[Written instruction]:
Starting with the line that contains "Read this page and output its text content.", write out each line through the end of the listing, unchanged. Output nothing else.

** Start **

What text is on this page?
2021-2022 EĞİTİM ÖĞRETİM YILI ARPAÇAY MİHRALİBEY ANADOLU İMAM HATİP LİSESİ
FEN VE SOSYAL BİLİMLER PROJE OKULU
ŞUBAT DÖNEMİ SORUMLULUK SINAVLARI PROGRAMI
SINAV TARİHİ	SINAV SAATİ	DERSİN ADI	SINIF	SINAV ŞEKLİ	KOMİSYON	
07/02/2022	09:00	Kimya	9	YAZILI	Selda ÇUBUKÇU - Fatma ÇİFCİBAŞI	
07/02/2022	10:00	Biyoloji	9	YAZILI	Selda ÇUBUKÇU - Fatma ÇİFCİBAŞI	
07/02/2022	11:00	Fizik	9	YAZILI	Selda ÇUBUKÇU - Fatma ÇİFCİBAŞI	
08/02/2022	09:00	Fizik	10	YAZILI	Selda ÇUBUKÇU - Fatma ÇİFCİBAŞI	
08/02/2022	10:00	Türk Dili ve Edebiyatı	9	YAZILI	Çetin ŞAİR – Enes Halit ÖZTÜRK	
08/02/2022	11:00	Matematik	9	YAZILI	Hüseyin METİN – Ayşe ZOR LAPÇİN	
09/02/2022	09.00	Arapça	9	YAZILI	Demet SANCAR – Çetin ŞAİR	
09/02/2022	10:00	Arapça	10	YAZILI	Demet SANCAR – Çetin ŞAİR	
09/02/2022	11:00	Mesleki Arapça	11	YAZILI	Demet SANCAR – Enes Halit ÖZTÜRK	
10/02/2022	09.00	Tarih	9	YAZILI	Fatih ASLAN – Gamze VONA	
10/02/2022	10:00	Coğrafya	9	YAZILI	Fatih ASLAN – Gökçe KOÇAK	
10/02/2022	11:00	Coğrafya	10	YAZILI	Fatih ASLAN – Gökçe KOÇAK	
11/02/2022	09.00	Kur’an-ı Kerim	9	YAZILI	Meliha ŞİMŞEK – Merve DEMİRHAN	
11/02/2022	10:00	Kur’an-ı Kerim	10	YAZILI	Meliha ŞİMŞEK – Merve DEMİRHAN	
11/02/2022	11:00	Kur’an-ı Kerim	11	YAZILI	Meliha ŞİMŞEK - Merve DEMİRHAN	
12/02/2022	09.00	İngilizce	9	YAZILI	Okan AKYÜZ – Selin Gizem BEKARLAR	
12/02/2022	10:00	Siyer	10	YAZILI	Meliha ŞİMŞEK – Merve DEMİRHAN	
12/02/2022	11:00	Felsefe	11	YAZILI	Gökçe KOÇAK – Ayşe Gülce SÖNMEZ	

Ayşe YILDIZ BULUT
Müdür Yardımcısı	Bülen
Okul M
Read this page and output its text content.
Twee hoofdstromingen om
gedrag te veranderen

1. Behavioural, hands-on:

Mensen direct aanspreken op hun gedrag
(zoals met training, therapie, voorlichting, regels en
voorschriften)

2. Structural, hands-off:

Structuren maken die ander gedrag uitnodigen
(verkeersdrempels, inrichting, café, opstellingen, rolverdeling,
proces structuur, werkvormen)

** End **

[Output of the exercise]:
Read this page and output its text content.
Twee hoofdstromingen om
gedrag te veranderen

1. Behavioural, hands-on:

Mensen direct aanspreken op hun gedrag
(zoals met training, therapie, voorlichting, regels en
voorschriften)

2. Structural, hands-off:

Structuren maken die ander gedrag uitnodigen
(verkeersdrempels, inrichting, café, opstellingen, rolverdeling,
proces structuur, werkvormen)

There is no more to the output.